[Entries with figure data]
"""

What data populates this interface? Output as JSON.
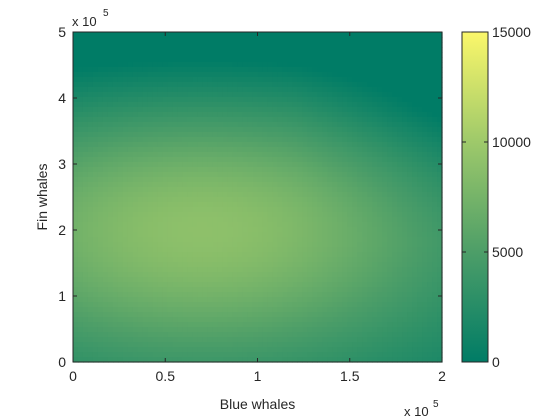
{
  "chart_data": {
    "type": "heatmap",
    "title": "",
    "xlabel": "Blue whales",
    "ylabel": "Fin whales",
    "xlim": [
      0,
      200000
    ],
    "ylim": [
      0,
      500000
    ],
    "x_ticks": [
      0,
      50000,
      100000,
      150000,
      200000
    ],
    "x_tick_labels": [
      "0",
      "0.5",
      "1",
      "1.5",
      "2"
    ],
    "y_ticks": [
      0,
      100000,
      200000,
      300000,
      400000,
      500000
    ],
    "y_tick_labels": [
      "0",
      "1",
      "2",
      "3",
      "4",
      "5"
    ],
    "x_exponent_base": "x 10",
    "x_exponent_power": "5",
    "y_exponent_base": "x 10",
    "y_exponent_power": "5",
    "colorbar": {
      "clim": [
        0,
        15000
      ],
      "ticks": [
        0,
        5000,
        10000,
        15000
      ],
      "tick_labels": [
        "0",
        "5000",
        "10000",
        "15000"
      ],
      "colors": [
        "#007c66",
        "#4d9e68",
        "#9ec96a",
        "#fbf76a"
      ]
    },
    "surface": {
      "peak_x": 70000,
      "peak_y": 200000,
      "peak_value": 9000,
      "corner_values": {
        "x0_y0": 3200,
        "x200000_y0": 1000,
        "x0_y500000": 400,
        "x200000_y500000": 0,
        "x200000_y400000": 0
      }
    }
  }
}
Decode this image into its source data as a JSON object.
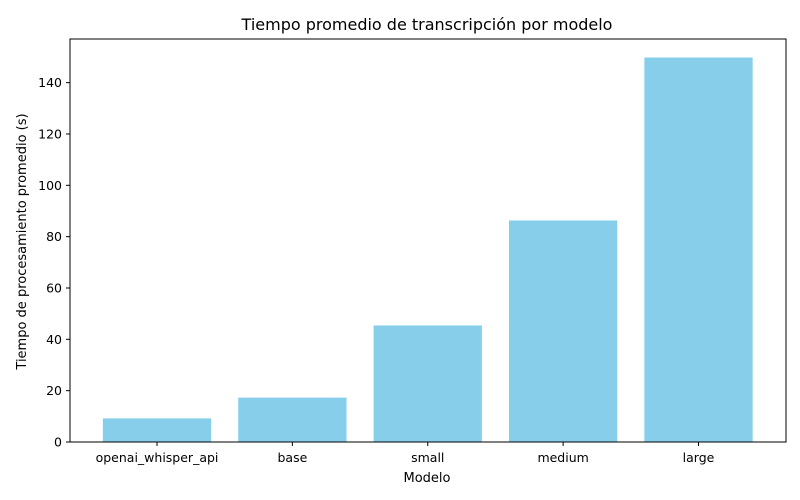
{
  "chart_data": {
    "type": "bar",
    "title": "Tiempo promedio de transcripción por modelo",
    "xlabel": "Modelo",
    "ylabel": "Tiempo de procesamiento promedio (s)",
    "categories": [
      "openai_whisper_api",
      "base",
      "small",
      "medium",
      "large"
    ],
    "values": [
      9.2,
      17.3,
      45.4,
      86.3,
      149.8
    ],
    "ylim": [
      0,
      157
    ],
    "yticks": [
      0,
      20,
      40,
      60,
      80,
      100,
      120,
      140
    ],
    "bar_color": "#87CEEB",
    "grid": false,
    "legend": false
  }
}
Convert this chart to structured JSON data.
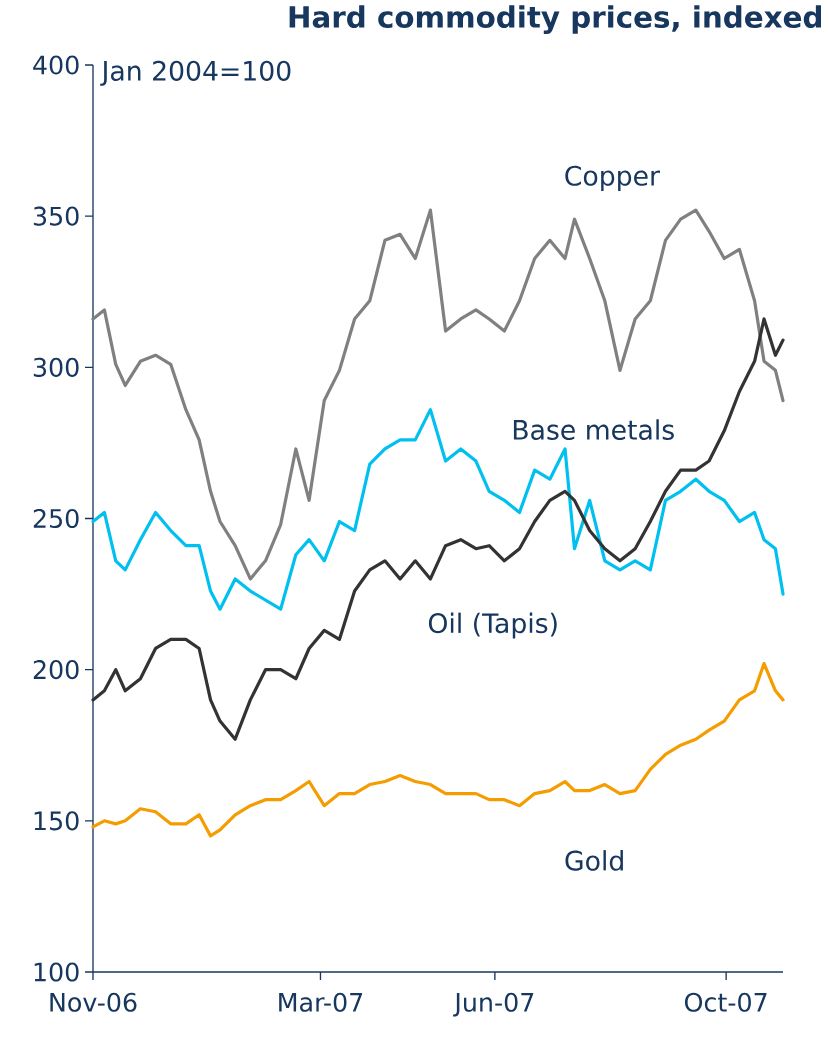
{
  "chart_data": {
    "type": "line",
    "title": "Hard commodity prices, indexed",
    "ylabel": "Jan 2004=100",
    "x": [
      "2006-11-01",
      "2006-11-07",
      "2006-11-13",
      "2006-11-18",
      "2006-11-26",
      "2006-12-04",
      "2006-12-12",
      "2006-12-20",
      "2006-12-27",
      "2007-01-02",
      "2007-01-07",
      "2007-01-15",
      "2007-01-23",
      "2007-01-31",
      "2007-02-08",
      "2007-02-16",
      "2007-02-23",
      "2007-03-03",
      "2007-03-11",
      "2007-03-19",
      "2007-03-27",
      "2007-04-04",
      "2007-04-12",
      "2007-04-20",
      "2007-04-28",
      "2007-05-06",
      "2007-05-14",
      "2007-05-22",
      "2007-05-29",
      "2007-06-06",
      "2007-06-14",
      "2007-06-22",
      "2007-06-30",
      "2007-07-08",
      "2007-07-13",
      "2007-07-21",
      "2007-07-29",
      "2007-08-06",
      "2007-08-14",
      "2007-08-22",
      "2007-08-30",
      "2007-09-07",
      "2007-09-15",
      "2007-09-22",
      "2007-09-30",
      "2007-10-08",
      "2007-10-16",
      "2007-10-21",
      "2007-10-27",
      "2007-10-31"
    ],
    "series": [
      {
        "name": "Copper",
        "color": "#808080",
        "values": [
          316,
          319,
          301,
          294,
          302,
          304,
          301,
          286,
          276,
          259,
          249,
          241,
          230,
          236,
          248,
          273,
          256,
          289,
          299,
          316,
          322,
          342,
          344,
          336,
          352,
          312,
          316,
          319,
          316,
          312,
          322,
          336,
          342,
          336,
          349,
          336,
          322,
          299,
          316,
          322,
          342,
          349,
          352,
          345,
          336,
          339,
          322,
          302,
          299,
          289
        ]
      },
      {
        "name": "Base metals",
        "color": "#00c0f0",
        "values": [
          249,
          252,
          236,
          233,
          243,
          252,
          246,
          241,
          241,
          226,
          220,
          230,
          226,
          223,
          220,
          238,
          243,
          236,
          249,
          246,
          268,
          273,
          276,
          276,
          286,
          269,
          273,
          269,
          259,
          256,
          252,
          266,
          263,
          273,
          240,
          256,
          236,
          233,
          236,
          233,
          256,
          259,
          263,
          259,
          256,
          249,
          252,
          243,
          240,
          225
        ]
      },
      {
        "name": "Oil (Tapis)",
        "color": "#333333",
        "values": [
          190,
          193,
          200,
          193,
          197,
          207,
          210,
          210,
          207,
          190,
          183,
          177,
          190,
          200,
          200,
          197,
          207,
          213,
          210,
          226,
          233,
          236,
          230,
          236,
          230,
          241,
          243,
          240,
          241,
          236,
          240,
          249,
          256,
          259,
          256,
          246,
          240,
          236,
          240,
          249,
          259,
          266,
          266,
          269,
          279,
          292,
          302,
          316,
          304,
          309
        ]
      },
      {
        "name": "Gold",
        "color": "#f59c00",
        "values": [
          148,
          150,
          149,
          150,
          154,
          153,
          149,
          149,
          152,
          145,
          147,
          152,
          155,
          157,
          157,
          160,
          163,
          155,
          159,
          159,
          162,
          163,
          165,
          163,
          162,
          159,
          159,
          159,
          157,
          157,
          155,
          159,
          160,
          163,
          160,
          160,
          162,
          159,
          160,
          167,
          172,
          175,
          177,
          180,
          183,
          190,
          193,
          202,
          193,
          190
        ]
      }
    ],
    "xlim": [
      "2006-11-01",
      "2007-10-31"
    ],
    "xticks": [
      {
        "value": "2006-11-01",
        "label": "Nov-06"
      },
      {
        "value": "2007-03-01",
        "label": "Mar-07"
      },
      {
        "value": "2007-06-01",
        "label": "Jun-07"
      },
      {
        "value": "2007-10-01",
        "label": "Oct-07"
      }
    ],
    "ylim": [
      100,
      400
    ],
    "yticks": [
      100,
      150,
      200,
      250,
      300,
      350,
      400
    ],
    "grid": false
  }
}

"""
"""

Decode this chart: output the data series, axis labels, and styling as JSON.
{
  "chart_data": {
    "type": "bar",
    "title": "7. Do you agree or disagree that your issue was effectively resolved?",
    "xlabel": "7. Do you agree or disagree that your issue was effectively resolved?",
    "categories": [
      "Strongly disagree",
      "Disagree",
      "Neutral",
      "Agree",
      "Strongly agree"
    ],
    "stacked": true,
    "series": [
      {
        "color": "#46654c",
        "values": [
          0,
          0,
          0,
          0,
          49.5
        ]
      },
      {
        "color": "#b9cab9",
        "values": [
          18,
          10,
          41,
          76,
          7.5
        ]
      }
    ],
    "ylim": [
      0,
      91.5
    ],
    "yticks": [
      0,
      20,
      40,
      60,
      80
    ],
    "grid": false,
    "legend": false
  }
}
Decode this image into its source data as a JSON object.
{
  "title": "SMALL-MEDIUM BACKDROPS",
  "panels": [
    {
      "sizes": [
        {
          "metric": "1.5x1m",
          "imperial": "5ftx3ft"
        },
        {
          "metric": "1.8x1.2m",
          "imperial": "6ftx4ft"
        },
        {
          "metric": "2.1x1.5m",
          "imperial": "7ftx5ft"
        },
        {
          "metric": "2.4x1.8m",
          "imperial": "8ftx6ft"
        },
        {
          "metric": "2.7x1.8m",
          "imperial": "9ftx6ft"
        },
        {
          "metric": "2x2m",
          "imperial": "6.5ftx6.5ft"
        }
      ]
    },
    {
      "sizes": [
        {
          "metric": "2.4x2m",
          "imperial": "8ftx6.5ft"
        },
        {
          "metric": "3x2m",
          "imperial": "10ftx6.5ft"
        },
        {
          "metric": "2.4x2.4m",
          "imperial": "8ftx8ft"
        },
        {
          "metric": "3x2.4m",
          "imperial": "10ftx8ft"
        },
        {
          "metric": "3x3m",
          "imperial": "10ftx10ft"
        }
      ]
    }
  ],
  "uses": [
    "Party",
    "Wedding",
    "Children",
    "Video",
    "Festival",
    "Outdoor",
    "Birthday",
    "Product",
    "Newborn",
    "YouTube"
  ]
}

"""

What the exercise asks
Pick out the lines that include the word "type" and write them out.

Problem solution
    "type": "heatmap",
    "type": "bar",
    "type": "line",
    "type": "bar",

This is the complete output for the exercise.